**Record list:**
_ _ _ _ _

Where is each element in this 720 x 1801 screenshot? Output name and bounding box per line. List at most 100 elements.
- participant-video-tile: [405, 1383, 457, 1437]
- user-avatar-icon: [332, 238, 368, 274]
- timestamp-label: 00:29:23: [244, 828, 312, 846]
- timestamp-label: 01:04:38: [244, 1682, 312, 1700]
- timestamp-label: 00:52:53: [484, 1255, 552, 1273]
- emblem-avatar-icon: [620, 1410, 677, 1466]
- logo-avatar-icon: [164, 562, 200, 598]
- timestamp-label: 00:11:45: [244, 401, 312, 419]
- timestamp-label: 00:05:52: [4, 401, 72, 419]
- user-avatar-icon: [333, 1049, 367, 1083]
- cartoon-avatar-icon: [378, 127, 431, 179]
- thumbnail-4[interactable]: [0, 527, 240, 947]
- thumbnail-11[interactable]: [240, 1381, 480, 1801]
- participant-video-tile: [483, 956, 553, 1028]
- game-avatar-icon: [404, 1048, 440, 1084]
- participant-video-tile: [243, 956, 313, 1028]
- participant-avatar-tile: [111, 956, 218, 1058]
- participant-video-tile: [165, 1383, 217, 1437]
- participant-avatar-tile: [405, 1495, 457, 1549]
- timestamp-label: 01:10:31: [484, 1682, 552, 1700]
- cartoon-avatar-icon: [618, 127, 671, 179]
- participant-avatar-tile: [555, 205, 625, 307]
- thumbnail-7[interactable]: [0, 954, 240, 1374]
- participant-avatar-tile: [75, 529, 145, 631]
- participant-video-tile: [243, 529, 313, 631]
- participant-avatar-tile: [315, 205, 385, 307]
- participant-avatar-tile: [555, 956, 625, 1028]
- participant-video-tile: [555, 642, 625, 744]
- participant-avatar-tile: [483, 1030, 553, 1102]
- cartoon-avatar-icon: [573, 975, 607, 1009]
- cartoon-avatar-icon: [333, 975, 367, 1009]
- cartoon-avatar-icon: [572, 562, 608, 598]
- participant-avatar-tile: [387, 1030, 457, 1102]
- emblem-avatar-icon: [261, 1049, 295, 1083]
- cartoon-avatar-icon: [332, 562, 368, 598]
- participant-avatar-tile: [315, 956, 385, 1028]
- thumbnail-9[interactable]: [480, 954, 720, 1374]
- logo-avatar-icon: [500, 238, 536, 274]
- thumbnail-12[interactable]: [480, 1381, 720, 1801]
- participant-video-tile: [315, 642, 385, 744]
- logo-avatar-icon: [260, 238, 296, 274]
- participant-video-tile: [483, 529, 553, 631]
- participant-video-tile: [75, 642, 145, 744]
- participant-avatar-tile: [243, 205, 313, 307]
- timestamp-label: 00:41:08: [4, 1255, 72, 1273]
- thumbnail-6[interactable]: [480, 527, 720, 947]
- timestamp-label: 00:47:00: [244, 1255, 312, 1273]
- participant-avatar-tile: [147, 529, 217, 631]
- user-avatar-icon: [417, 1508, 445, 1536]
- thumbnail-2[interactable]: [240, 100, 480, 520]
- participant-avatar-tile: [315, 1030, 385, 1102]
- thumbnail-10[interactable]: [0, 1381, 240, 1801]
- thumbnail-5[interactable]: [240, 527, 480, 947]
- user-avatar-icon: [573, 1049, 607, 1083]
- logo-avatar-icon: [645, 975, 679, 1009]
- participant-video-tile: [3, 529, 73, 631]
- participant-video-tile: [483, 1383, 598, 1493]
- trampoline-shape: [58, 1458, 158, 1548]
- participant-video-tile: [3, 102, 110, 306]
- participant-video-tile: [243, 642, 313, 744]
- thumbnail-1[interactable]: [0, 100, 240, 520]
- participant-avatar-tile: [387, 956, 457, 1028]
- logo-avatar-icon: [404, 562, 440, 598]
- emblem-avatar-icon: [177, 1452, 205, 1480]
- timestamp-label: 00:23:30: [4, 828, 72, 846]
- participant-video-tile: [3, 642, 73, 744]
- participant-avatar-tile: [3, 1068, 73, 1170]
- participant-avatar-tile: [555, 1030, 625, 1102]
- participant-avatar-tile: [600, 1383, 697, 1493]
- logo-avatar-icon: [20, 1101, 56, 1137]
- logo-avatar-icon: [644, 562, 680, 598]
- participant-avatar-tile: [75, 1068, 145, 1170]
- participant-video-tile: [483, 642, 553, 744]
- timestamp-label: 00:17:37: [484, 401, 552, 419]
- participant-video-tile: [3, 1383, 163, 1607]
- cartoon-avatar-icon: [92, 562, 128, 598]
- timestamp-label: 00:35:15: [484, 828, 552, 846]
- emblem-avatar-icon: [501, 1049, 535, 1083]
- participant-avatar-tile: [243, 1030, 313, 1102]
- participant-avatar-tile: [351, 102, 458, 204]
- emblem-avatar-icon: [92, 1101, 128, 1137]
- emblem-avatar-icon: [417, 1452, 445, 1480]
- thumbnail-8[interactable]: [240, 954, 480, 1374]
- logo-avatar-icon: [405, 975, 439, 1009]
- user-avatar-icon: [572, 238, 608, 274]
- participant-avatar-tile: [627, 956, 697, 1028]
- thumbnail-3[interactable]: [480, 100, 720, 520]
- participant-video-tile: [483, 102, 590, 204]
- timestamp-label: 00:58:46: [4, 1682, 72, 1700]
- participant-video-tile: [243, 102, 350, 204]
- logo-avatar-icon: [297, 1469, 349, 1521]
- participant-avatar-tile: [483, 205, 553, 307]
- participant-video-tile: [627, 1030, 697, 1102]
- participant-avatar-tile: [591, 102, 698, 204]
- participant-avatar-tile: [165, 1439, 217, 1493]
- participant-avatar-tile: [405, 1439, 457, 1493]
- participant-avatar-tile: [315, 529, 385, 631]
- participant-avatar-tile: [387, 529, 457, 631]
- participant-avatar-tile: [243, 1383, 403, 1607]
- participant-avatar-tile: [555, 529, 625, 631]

_ _ _ _ _

**Goal:** Print the lines exactly as they appear, beginning at the start of the records and continuing through the line containing "- timestamp-label: 00:05:52: [4, 401, 72, 419]".

**In response:**
Where is each element in this 720 x 1801 screenshot? Output name and bounding box per line. List at most 100 elements.
- participant-video-tile: [405, 1383, 457, 1437]
- user-avatar-icon: [332, 238, 368, 274]
- timestamp-label: 00:29:23: [244, 828, 312, 846]
- timestamp-label: 01:04:38: [244, 1682, 312, 1700]
- timestamp-label: 00:52:53: [484, 1255, 552, 1273]
- emblem-avatar-icon: [620, 1410, 677, 1466]
- logo-avatar-icon: [164, 562, 200, 598]
- timestamp-label: 00:11:45: [244, 401, 312, 419]
- timestamp-label: 00:05:52: [4, 401, 72, 419]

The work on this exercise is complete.